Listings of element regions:
-- start --

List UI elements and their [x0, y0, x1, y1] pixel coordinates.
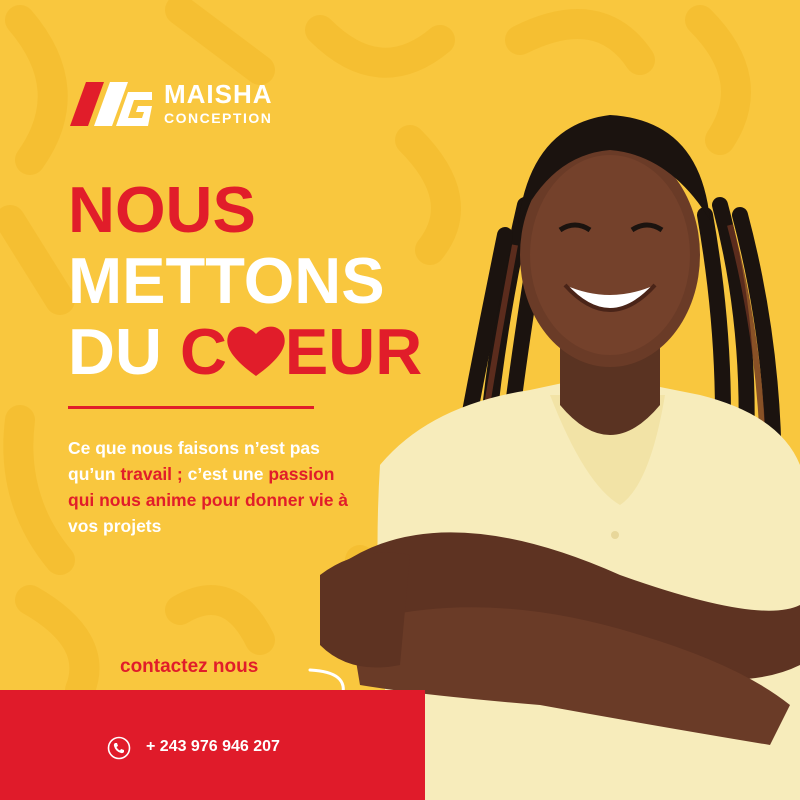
body-text-part-2: c’est une — [182, 464, 269, 484]
headline-line-3-prefix: DU — [68, 315, 180, 388]
brand-name: MAISHA — [164, 79, 273, 109]
brand-logo-icon — [70, 82, 152, 126]
headline-line-3-c: C — [179, 315, 227, 388]
body-paragraph: Ce que nous faisons n’est pas qu’un trav… — [68, 435, 358, 539]
heart-icon — [227, 326, 285, 376]
contact-us-label: contactez nous — [120, 656, 259, 677]
divider-line — [68, 406, 314, 409]
phone-icon — [107, 736, 131, 760]
phone-number[interactable]: + 243 976 946 207 — [146, 738, 280, 756]
brand-logo: MAISHA CONCEPTION — [68, 80, 273, 128]
body-highlight-1: travail ; — [120, 464, 183, 484]
brand-subtitle: CONCEPTION — [164, 110, 273, 126]
body-text-part-3: vos projets — [68, 516, 162, 536]
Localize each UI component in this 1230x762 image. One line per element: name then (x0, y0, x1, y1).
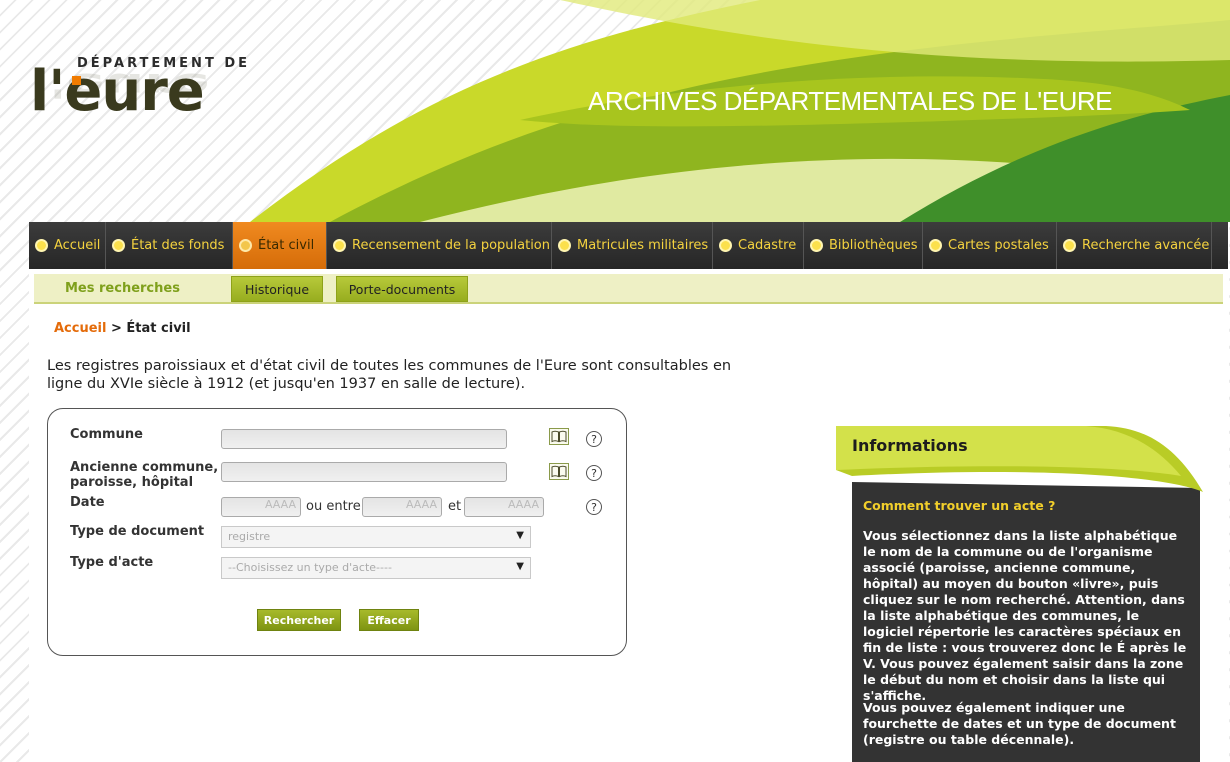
bullet-icon (719, 239, 732, 252)
nav-label: Recherche avancée (1082, 238, 1210, 253)
type-document-label: Type de document (70, 524, 205, 539)
nav-matricules-militaires[interactable]: Matricules militaires (552, 222, 713, 269)
site-header: DÉPARTEMENT DE l'eure l'eure ARCHIVES DÉ… (0, 0, 1230, 222)
nav-cadastre[interactable]: Cadastre (713, 222, 804, 269)
breadcrumb-home-link[interactable]: Accueil (54, 321, 106, 336)
ancienne-commune-input[interactable] (221, 462, 507, 482)
info-paragraph: Vous sélectionnez dans la liste alphabét… (863, 528, 1187, 703)
nav-label: Matricules militaires (577, 238, 709, 253)
nav-recensement[interactable]: Recensement de la population (327, 222, 552, 269)
nav-accueil[interactable]: Accueil (29, 222, 106, 269)
site-title: ARCHIVES DÉPARTEMENTALES DE L'EURE (588, 86, 1113, 116)
logo-reflection: l'eure (30, 65, 210, 105)
intro-text: Les registres paroissiaux et d'état civi… (47, 358, 732, 392)
info-panel: Informations Comment trouver un acte ? V… (836, 426, 1206, 762)
help-icon[interactable]: ? (586, 465, 602, 481)
dropdown-arrow-icon: ▼ (516, 561, 524, 572)
nav-etat-civil[interactable]: État civil (233, 222, 327, 269)
nav-etat-des-fonds[interactable]: État des fonds (106, 222, 233, 269)
breadcrumb-separator: > (106, 321, 127, 336)
nav-bibliotheques[interactable]: Bibliothèques (804, 222, 923, 269)
nav-cartes-postales[interactable]: Cartes postales (923, 222, 1057, 269)
nav-label: Cartes postales (948, 238, 1049, 253)
date-label: Date (70, 495, 105, 510)
date-start-input[interactable]: AAAA (362, 497, 442, 517)
et-text: et (448, 499, 462, 514)
breadcrumb: Accueil > État civil (54, 321, 191, 336)
bullet-icon (333, 239, 346, 252)
nav-label: Cadastre (738, 238, 797, 253)
bullet-icon (1063, 239, 1076, 252)
nav-label: Accueil (54, 238, 101, 253)
type-document-value: registre (228, 530, 271, 543)
bullet-icon (558, 239, 571, 252)
type-document-select[interactable]: registre ▼ (221, 526, 531, 548)
subnav-title: Mes recherches (65, 281, 180, 296)
search-form: Commune ? Ancienne commune, paroisse, hô… (47, 408, 627, 656)
nav-label: Bibliothèques (829, 238, 918, 253)
type-acte-select[interactable]: --Choisissez un type d'acte---- ▼ (221, 557, 531, 579)
info-subtitle: Comment trouver un acte ? (863, 498, 1056, 513)
search-button[interactable]: Rechercher (257, 609, 341, 631)
info-paragraph: Vous pouvez également indiquer une fourc… (863, 700, 1176, 747)
porte-documents-button[interactable]: Porte-documents (336, 276, 468, 302)
commune-label: Commune (70, 427, 143, 442)
ancienne-commune-label: Ancienne commune, paroisse, hôpital (70, 460, 219, 490)
book-icon[interactable] (549, 463, 569, 480)
date-input[interactable]: AAAA (221, 497, 301, 517)
date-end-input[interactable]: AAAA (464, 497, 544, 517)
nav-label: Recensement de la population (352, 238, 551, 253)
historique-button[interactable]: Historique (231, 276, 323, 302)
bullet-icon (112, 239, 125, 252)
bullet-icon (35, 239, 48, 252)
clear-button[interactable]: Effacer (359, 609, 419, 631)
nav-label: État des fonds (131, 238, 225, 253)
help-icon[interactable]: ? (586, 431, 602, 447)
logo-accent-square (72, 76, 81, 85)
type-acte-value: --Choisissez un type d'acte---- (228, 561, 392, 574)
bullet-icon (239, 239, 252, 252)
breadcrumb-current: État civil (126, 321, 191, 336)
help-icon[interactable]: ? (586, 499, 602, 515)
type-acte-label: Type d'acte (70, 555, 154, 570)
info-title: Informations (852, 436, 968, 455)
dropdown-arrow-icon: ▼ (516, 530, 524, 541)
ou-entre-text: ou entre (306, 499, 361, 514)
commune-input[interactable] (221, 429, 507, 449)
nav-label: État civil (258, 238, 315, 253)
book-icon[interactable] (549, 428, 569, 445)
main-navigation: Accueil État des fonds État civil Recens… (29, 222, 1228, 269)
bullet-icon (810, 239, 823, 252)
sub-navigation: Mes recherches Historique Porte-document… (34, 274, 1223, 304)
bullet-icon (929, 239, 942, 252)
nav-recherche-avancee[interactable]: Recherche avancée (1057, 222, 1212, 269)
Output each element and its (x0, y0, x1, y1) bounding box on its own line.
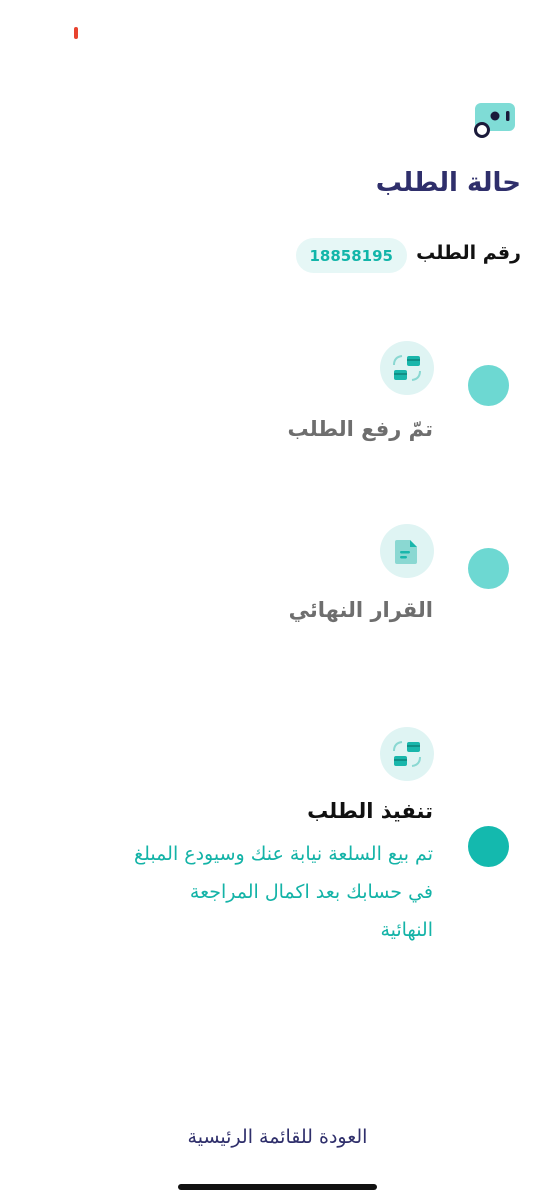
home-indicator[interactable] (178, 1184, 377, 1190)
page-title: حالة الطلب (375, 168, 521, 198)
swap-cards-icon (380, 727, 434, 781)
step-2-status-dot (468, 548, 509, 589)
document-icon (380, 524, 434, 578)
order-number-label: رقم الطلب (416, 242, 521, 264)
step-3-description: تم بيع السلعة نيابة عنك وسيودع المبلغ في… (134, 843, 433, 941)
wallet-icon (473, 102, 517, 140)
step-3-title: تنفيذ الطلب (307, 799, 433, 823)
swap-cards-icon (380, 341, 434, 395)
step-2-title: القرار النهائي (288, 598, 433, 622)
step-1-status-dot (468, 365, 509, 406)
back-to-main-menu-link[interactable]: العودة للقائمة الرئيسية (0, 1126, 555, 1148)
status-bar-indicator (74, 27, 78, 39)
step-1-title: تمّ رفع الطلب (287, 417, 433, 441)
order-number-badge: 18858195 (295, 238, 407, 273)
step-3-status-dot (468, 826, 509, 867)
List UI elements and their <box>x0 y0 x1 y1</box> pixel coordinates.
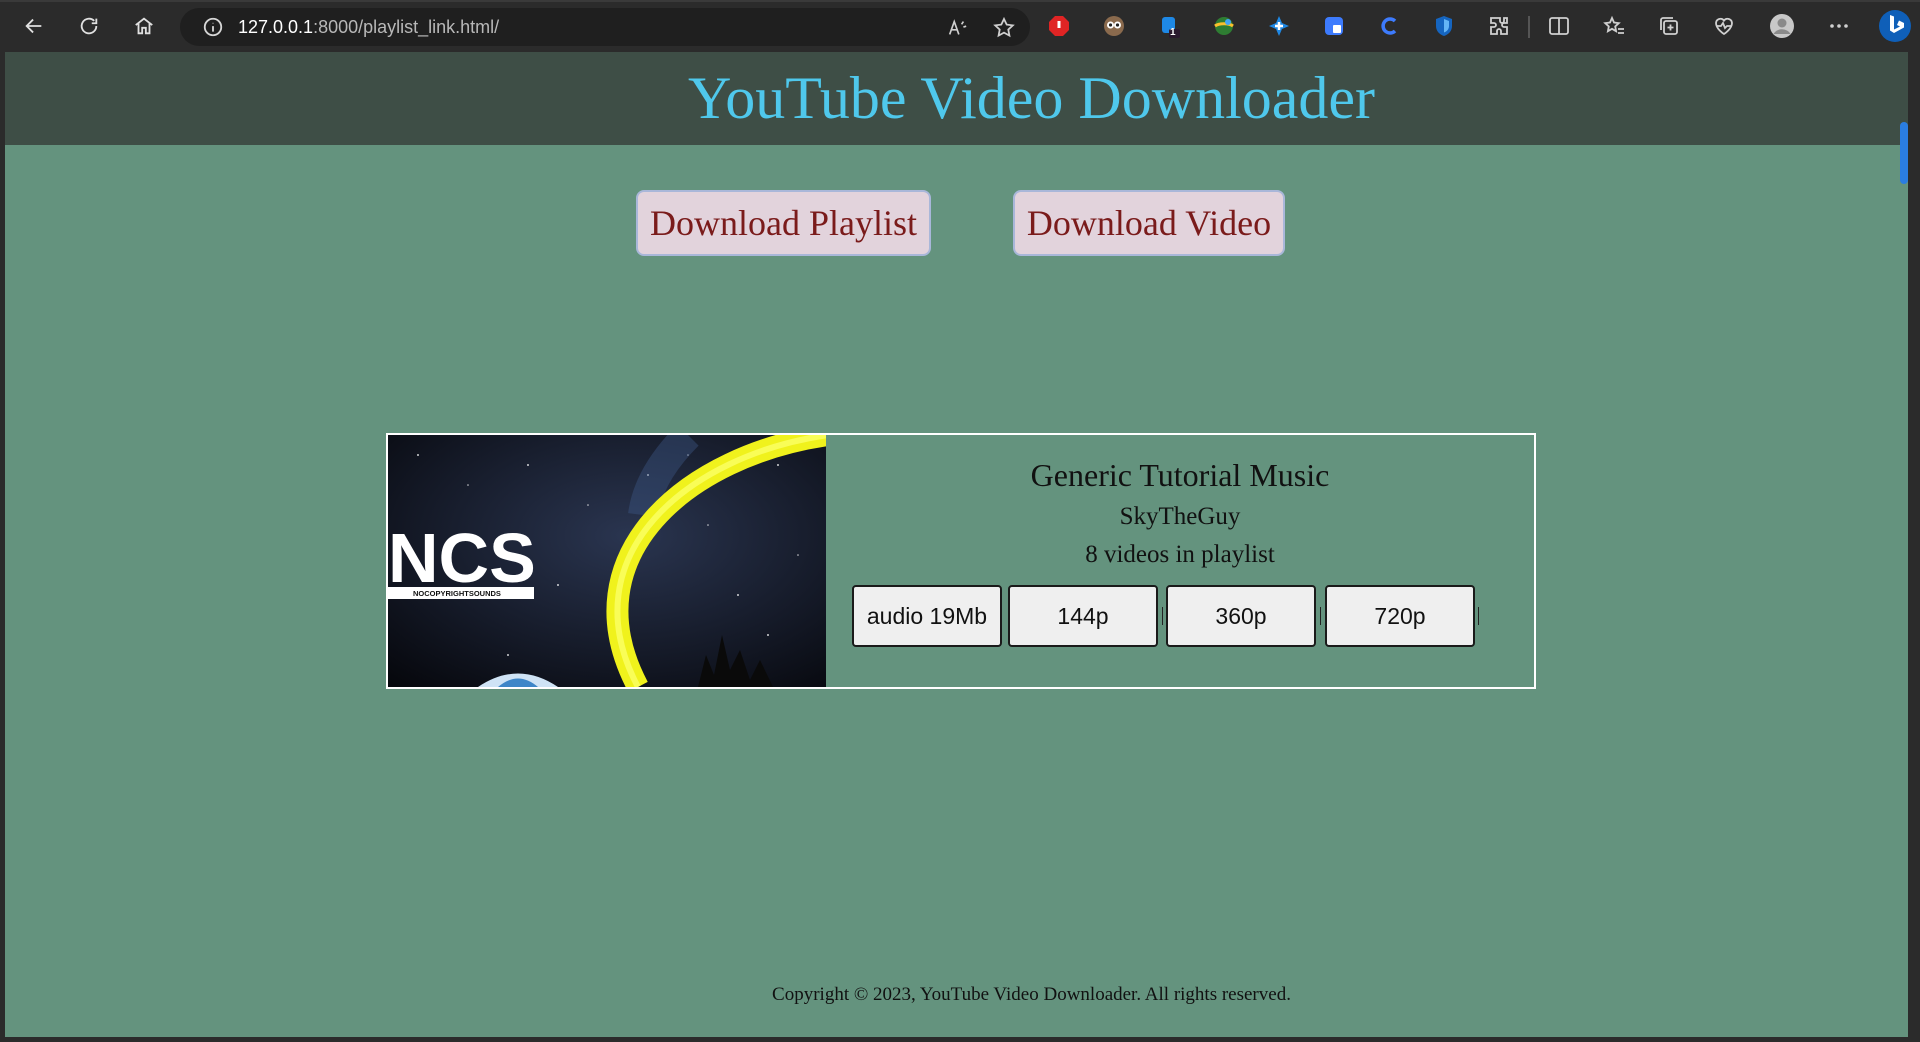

-- end --

What this task involves
Copy out all of the records above line for line, leaving the pictures out.

Answer below
List UI elements and their [x0, y0, x1, y1] pixel coordinates.
body-text-part-2: c’est une — [182, 464, 269, 484]
headline-line-3-prefix: DU — [68, 315, 180, 388]
brand-name: MAISHA — [164, 79, 273, 109]
brand-logo-icon — [70, 82, 152, 126]
headline-line-3-c: C — [179, 315, 227, 388]
body-paragraph: Ce que nous faisons n’est pas qu’un trav… — [68, 435, 358, 539]
heart-icon — [227, 326, 285, 376]
contact-us-label: contactez nous — [120, 656, 259, 677]
divider-line — [68, 406, 314, 409]
phone-icon — [107, 736, 131, 760]
phone-number[interactable]: + 243 976 946 207 — [146, 738, 280, 756]
brand-logo: MAISHA CONCEPTION — [68, 80, 273, 128]
body-highlight-1: travail ; — [120, 464, 183, 484]
brand-subtitle: CONCEPTION — [164, 110, 273, 126]
body-text-part-3: vos projets — [68, 516, 162, 536]
Localize each UI component in this 1230x762 image. One line per element: name then (x0, y0, x1, y1).
bullet-icon (719, 239, 732, 252)
nav-label: Recherche avancée (1082, 238, 1210, 253)
type-document-label: Type de document (70, 524, 205, 539)
nav-matricules-militaires[interactable]: Matricules militaires (552, 222, 713, 269)
site-header: DÉPARTEMENT DE l'eure l'eure ARCHIVES DÉ… (0, 0, 1230, 222)
nav-cadastre[interactable]: Cadastre (713, 222, 804, 269)
breadcrumb-home-link[interactable]: Accueil (54, 321, 106, 336)
ancienne-commune-input[interactable] (221, 462, 507, 482)
info-paragraph: Vous sélectionnez dans la liste alphabét… (863, 528, 1187, 703)
nav-label: Matricules militaires (577, 238, 709, 253)
nav-recensement[interactable]: Recensement de la population (327, 222, 552, 269)
nav-accueil[interactable]: Accueil (29, 222, 106, 269)
site-title: ARCHIVES DÉPARTEMENTALES DE L'EURE (588, 86, 1113, 116)
logo-reflection: l'eure (30, 65, 210, 105)
intro-text: Les registres paroissiaux et d'état civi… (47, 358, 732, 392)
info-panel: Informations Comment trouver un acte ? V… (836, 426, 1206, 762)
help-icon[interactable]: ? (586, 465, 602, 481)
dropdown-arrow-icon: ▼ (516, 561, 524, 572)
nav-etat-civil[interactable]: État civil (233, 222, 327, 269)
nav-etat-des-fonds[interactable]: État des fonds (106, 222, 233, 269)
breadcrumb-separator: > (106, 321, 127, 336)
nav-bibliotheques[interactable]: Bibliothèques (804, 222, 923, 269)
nav-cartes-postales[interactable]: Cartes postales (923, 222, 1057, 269)
nav-label: Cartes postales (948, 238, 1049, 253)
date-label: Date (70, 495, 105, 510)
date-start-input[interactable]: AAAA (362, 497, 442, 517)
et-text: et (448, 499, 462, 514)
breadcrumb: Accueil > État civil (54, 321, 191, 336)
bullet-icon (333, 239, 346, 252)
nav-label: Cadastre (738, 238, 797, 253)
bullet-icon (1063, 239, 1076, 252)
nav-label: Accueil (54, 238, 101, 253)
type-document-value: registre (228, 530, 271, 543)
bullet-icon (558, 239, 571, 252)
type-document-select[interactable]: registre ▼ (221, 526, 531, 548)
subnav-title: Mes recherches (65, 281, 180, 296)
search-form: Commune ? Ancienne commune, paroisse, hô… (47, 408, 627, 656)
nav-label: Bibliothèques (829, 238, 918, 253)
type-acte-select[interactable]: --Choisissez un type d'acte---- ▼ (221, 557, 531, 579)
info-subtitle: Comment trouver un acte ? (863, 498, 1056, 513)
search-button[interactable]: Rechercher (257, 609, 341, 631)
info-paragraph: Vous pouvez également indiquer une fourc… (863, 700, 1176, 747)
porte-documents-button[interactable]: Porte-documents (336, 276, 468, 302)
commune-label: Commune (70, 427, 143, 442)
ancienne-commune-label: Ancienne commune, paroisse, hôpital (70, 460, 219, 490)
book-icon[interactable] (549, 463, 569, 480)
date-input[interactable]: AAAA (221, 497, 301, 517)
date-end-input[interactable]: AAAA (464, 497, 544, 517)
nav-label: Recensement de la population (352, 238, 551, 253)
historique-button[interactable]: Historique (231, 276, 323, 302)
bullet-icon (112, 239, 125, 252)
bullet-icon (35, 239, 48, 252)
clear-button[interactable]: Effacer (359, 609, 419, 631)
nav-label: État des fonds (131, 238, 225, 253)
help-icon[interactable]: ? (586, 431, 602, 447)
logo-accent-square (72, 76, 81, 85)
type-acte-value: --Choisissez un type d'acte---- (228, 561, 392, 574)
bullet-icon (239, 239, 252, 252)
breadcrumb-current: État civil (126, 321, 191, 336)
help-icon[interactable]: ? (586, 499, 602, 515)
type-acte-label: Type d'acte (70, 555, 154, 570)
info-title: Informations (852, 436, 968, 455)
dropdown-arrow-icon: ▼ (516, 530, 524, 541)
ou-entre-text: ou entre (306, 499, 361, 514)
commune-input[interactable] (221, 429, 507, 449)
nav-label: État civil (258, 238, 315, 253)
book-icon[interactable] (549, 428, 569, 445)
main-navigation: Accueil État des fonds État civil Recens… (29, 222, 1228, 269)
bullet-icon (810, 239, 823, 252)
sub-navigation: Mes recherches Historique Porte-document… (34, 274, 1223, 304)
bullet-icon (929, 239, 942, 252)
nav-recherche-avancee[interactable]: Recherche avancée (1057, 222, 1212, 269)
Output each element and its (x0, y0, x1, y1) bounding box on its own line.
home-indicator[interactable] (178, 1184, 377, 1190)
page-title: حالة الطلب (375, 168, 521, 198)
swap-cards-icon (380, 727, 434, 781)
step-2-status-dot (468, 548, 509, 589)
document-icon (380, 524, 434, 578)
order-number-label: رقم الطلب (416, 242, 521, 264)
step-3-description: تم بيع السلعة نيابة عنك وسيودع المبلغ في… (134, 843, 433, 941)
wallet-icon (473, 102, 517, 140)
step-3-title: تنفيذ الطلب (307, 799, 433, 823)
swap-cards-icon (380, 341, 434, 395)
step-2-title: القرار النهائي (288, 598, 433, 622)
step-1-status-dot (468, 365, 509, 406)
back-to-main-menu-link[interactable]: العودة للقائمة الرئيسية (0, 1126, 555, 1148)
status-bar-indicator (74, 27, 78, 39)
step-1-title: تمّ رفع الطلب (287, 417, 433, 441)
order-number-badge: 18858195 (295, 238, 407, 273)
step-3-status-dot (468, 826, 509, 867)
List UI elements and their <box>x0 y0 x1 y1</box> pixel coordinates.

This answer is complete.